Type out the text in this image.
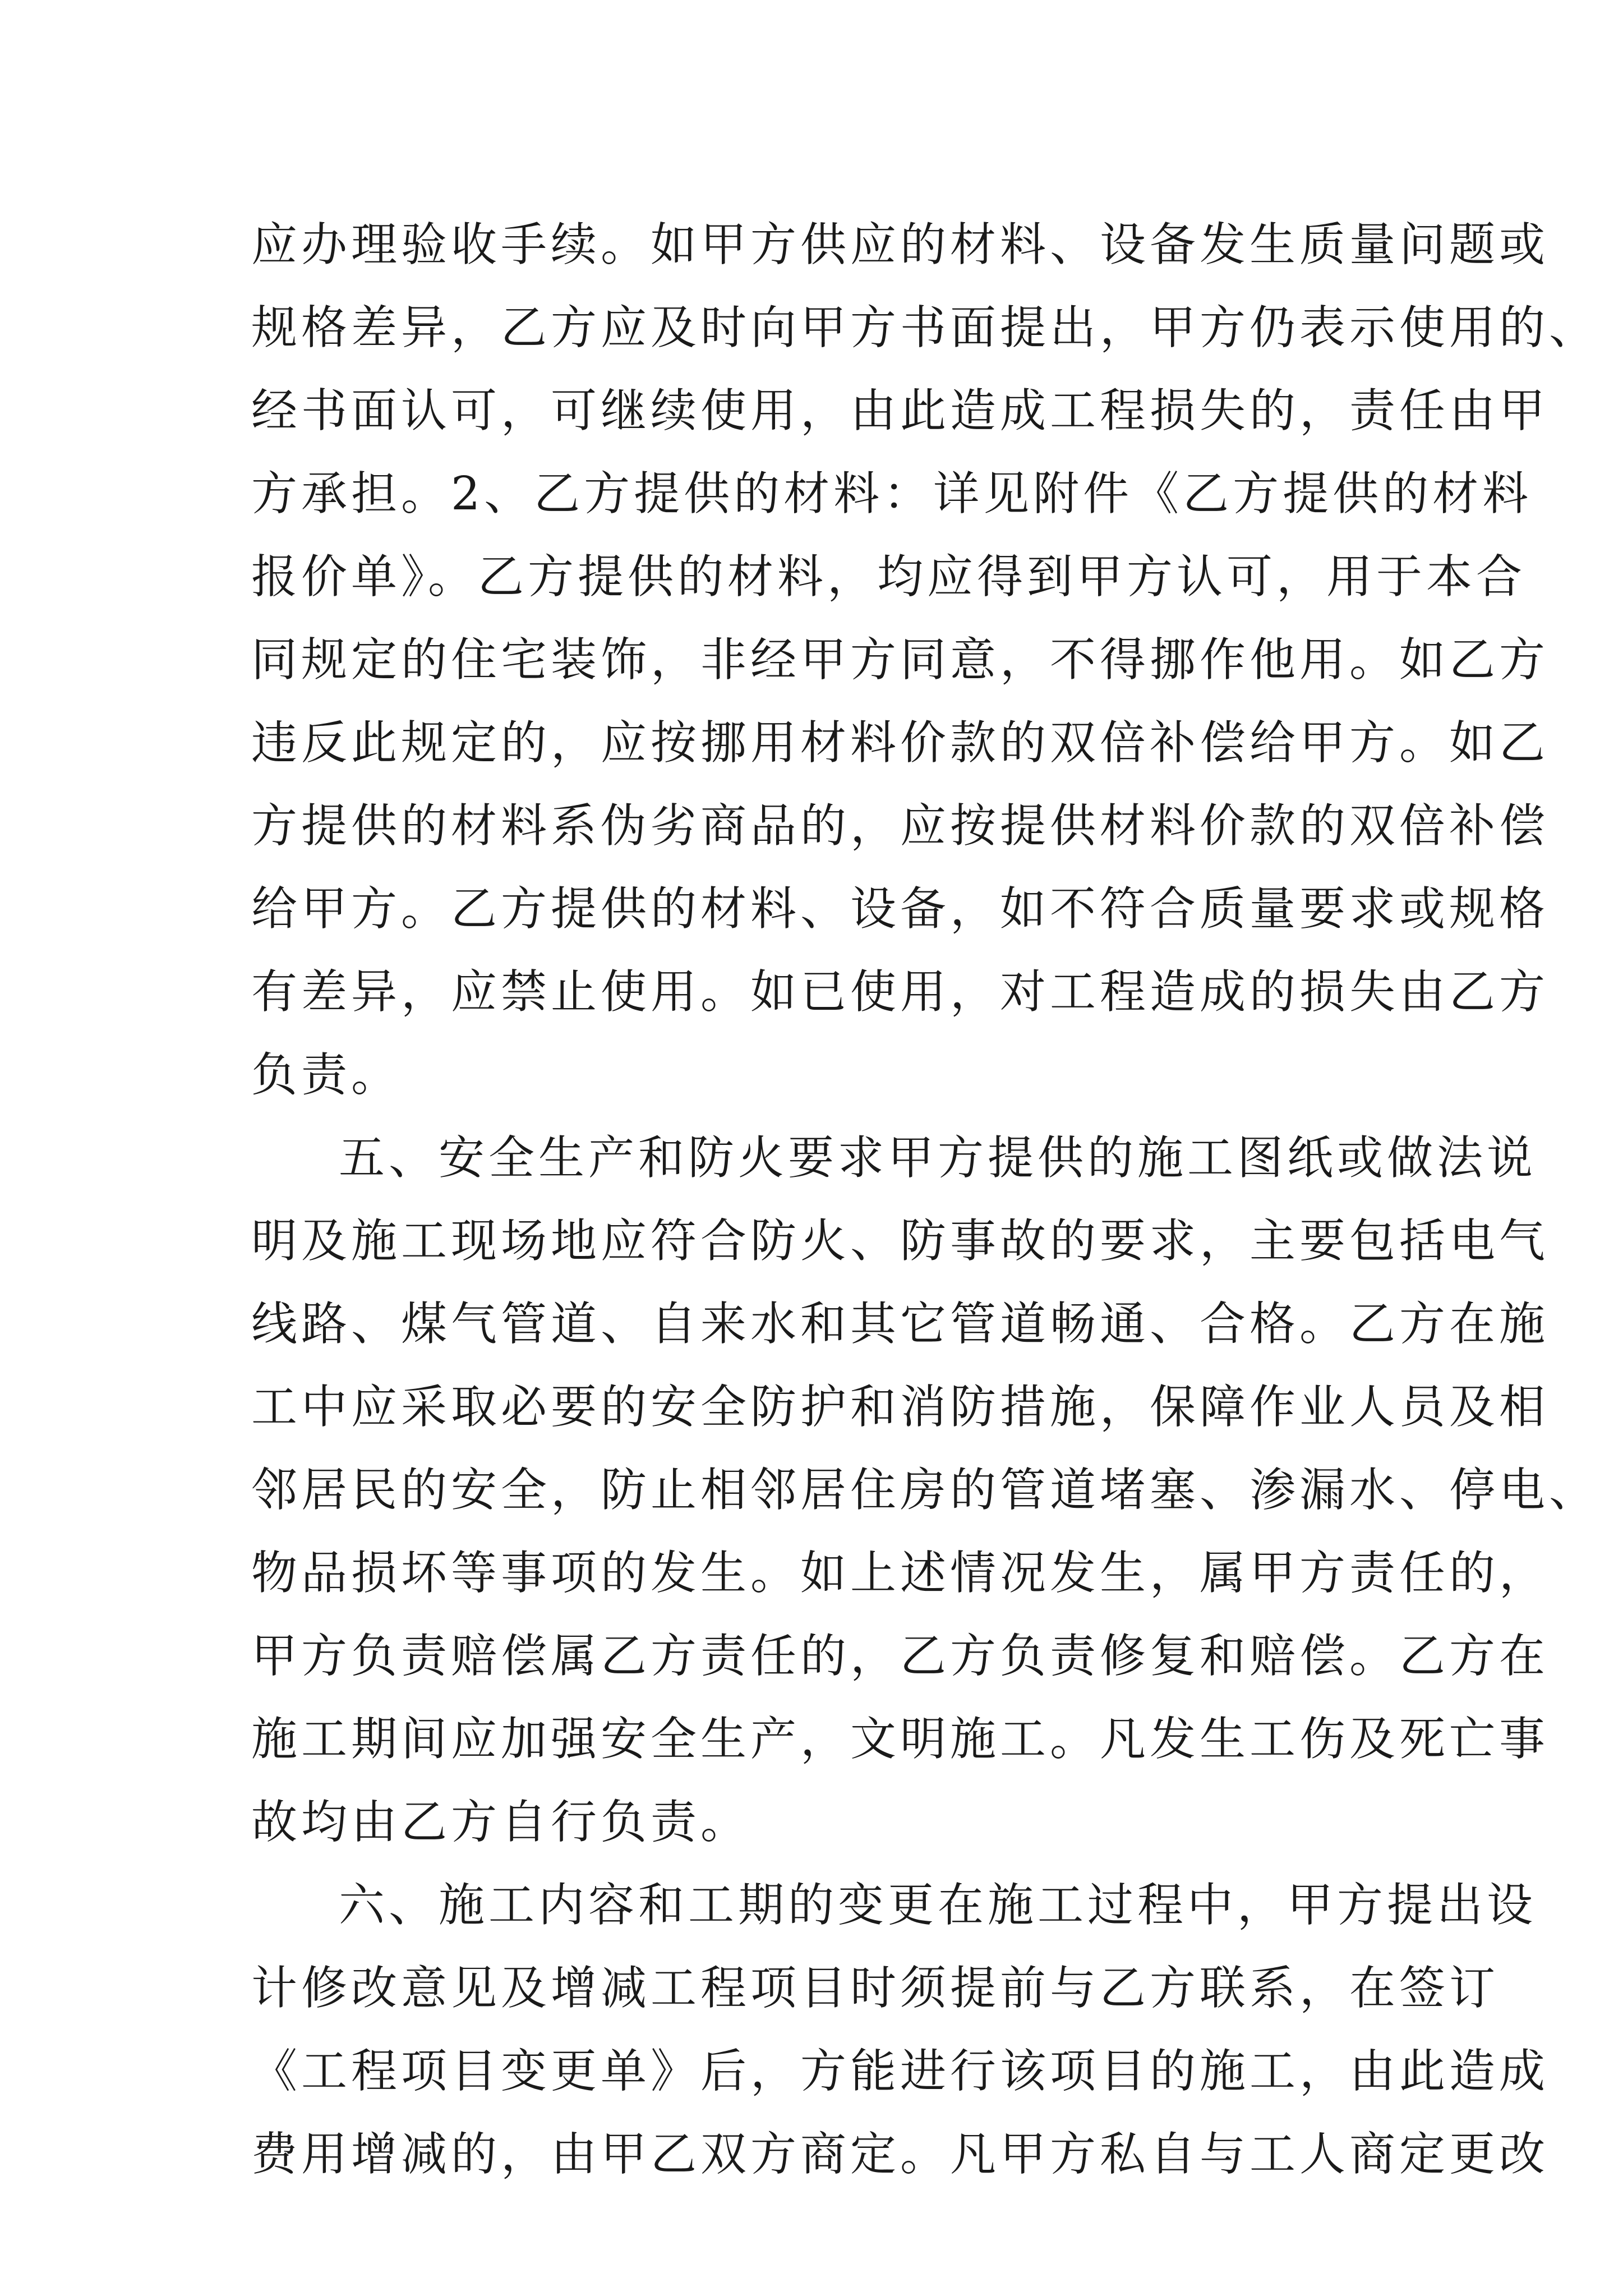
应办理验收手续。如甲方供应的材料、设备发生质量问题或
规格差异，乙方应及时向甲方书面提出，甲方仍表示使用的、
经书面认可，可继续使用，由此造成工程损失的，责任由甲
方承担。2、乙方提供的材料：详见附件《乙方提供的材料
报价单》。乙方提供的材料，均应得到甲方认可，用于本合
同规定的住宅装饰，非经甲方同意，不得挪作他用。如乙方
违反此规定的，应按挪用材料价款的双倍补偿给甲方。如乙
方提供的材料系伪劣商品的，应按提供材料价款的双倍补偿
给甲方。乙方提供的材料、设备，如不符合质量要求或规格
有差异，应禁止使用。如已使用，对工程造成的损失由乙方
负责。
五、安全生产和防火要求甲方提供的施工图纸或做法说
明及施工现场地应符合防火、防事故的要求，主要包括电气
线路、煤气管道、自来水和其它管道畅通、合格。乙方在施
工中应采取必要的安全防护和消防措施，保障作业人员及相
邻居民的安全，防止相邻居住房的管道堵塞、渗漏水、停电、
物品损坏等事项的发生。如上述情况发生，属甲方责任的，
甲方负责赔偿属乙方责任的，乙方负责修复和赔偿。乙方在
施工期间应加强安全生产，文明施工。凡发生工伤及死亡事
故均由乙方自行负责。
六、施工内容和工期的变更在施工过程中，甲方提出设
计修改意见及增减工程项目时须提前与乙方联系，在签订
《工程项目变更单》后，方能进行该项目的施工，由此造成
费用增减的，由甲乙双方商定。凡甲方私自与工人商定更改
=-=-=
Excluding the pictures, reproduce every entry exactly as given.

Type out the text in this image.
应办理验收手续。如甲方供应的材料、设备发生质量问题或
规格差异，乙方应及时向甲方书面提出，甲方仍表示使用的、
经书面认可，可继续使用，由此造成工程损失的，责任由甲
方承担。2、乙方提供的材料：详见附件《乙方提供的材料
报价单》。乙方提供的材料，均应得到甲方认可，用于本合
同规定的住宅装饰，非经甲方同意，不得挪作他用。如乙方
违反此规定的，应按挪用材料价款的双倍补偿给甲方。如乙
方提供的材料系伪劣商品的，应按提供材料价款的双倍补偿
给甲方。乙方提供的材料、设备，如不符合质量要求或规格
有差异，应禁止使用。如已使用，对工程造成的损失由乙方
负责。
五、安全生产和防火要求甲方提供的施工图纸或做法说
明及施工现场地应符合防火、防事故的要求，主要包括电气
线路、煤气管道、自来水和其它管道畅通、合格。乙方在施
工中应采取必要的安全防护和消防措施，保障作业人员及相
邻居民的安全，防止相邻居住房的管道堵塞、渗漏水、停电、
物品损坏等事项的发生。如上述情况发生，属甲方责任的，
甲方负责赔偿属乙方责任的，乙方负责修复和赔偿。乙方在
施工期间应加强安全生产，文明施工。凡发生工伤及死亡事
故均由乙方自行负责。
六、施工内容和工期的变更在施工过程中，甲方提出设
计修改意见及增减工程项目时须提前与乙方联系，在签订
《工程项目变更单》后，方能进行该项目的施工，由此造成
费用增减的，由甲乙双方商定。凡甲方私自与工人商定更改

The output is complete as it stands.